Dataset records
>> BEGIN

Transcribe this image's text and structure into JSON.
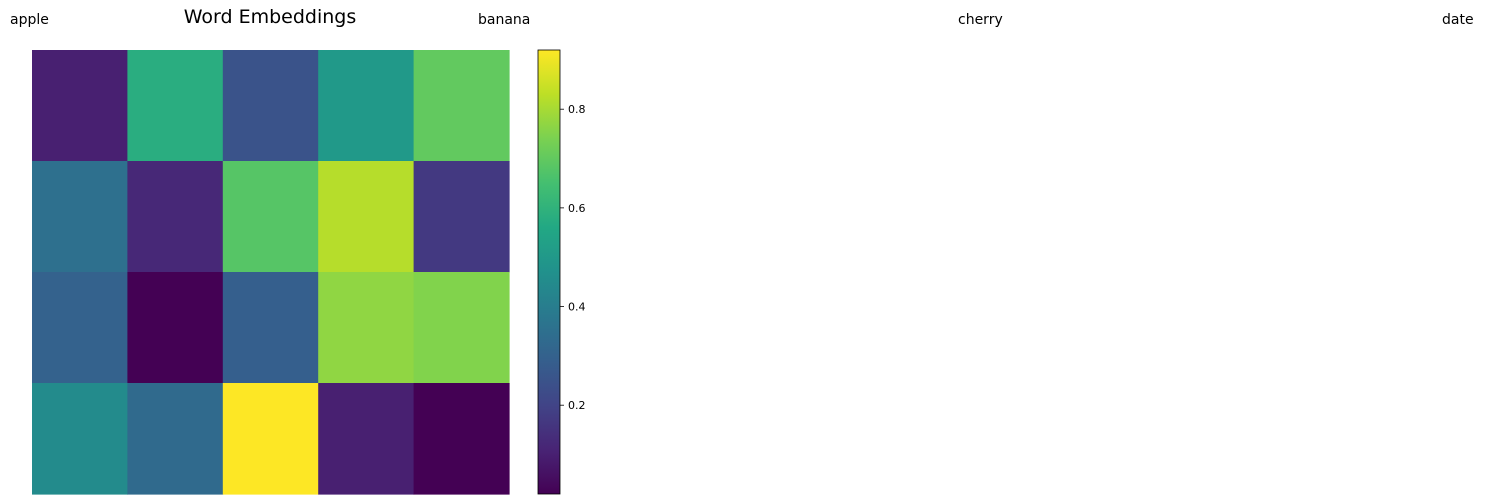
{
  "words": [
    "apple",
    "banana",
    "cherry",
    "date"
  ],
  "chart_data": {
    "type": "heatmap",
    "title": "Word Embeddings",
    "colormap": "viridis",
    "rows": 4,
    "cols": 5,
    "values": [
      [
        0.1,
        0.58,
        0.25,
        0.5,
        0.7
      ],
      [
        0.35,
        0.12,
        0.68,
        0.82,
        0.17
      ],
      [
        0.3,
        0.02,
        0.29,
        0.77,
        0.75
      ],
      [
        0.45,
        0.33,
        0.92,
        0.1,
        0.02
      ]
    ],
    "colorbar": {
      "range": [
        0.02,
        0.92
      ],
      "ticks": [
        0.2,
        0.4,
        0.6,
        0.8
      ],
      "tick_labels": [
        "0.2",
        "0.4",
        "0.6",
        "0.8"
      ]
    },
    "grid": false,
    "axes_visible": false
  }
}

>> END

SET PROBLEM -> Print the full listing exactly, dropping the pictures.

RESPONSE TO THE EXERCISE ->
Transcribe this image's text and structure into JSON.
{
  "words": [
    "apple",
    "banana",
    "cherry",
    "date"
  ],
  "chart_data": {
    "type": "heatmap",
    "title": "Word Embeddings",
    "colormap": "viridis",
    "rows": 4,
    "cols": 5,
    "values": [
      [
        0.1,
        0.58,
        0.25,
        0.5,
        0.7
      ],
      [
        0.35,
        0.12,
        0.68,
        0.82,
        0.17
      ],
      [
        0.3,
        0.02,
        0.29,
        0.77,
        0.75
      ],
      [
        0.45,
        0.33,
        0.92,
        0.1,
        0.02
      ]
    ],
    "colorbar": {
      "range": [
        0.02,
        0.92
      ],
      "ticks": [
        0.2,
        0.4,
        0.6,
        0.8
      ],
      "tick_labels": [
        "0.2",
        "0.4",
        "0.6",
        "0.8"
      ]
    },
    "grid": false,
    "axes_visible": false
  }
}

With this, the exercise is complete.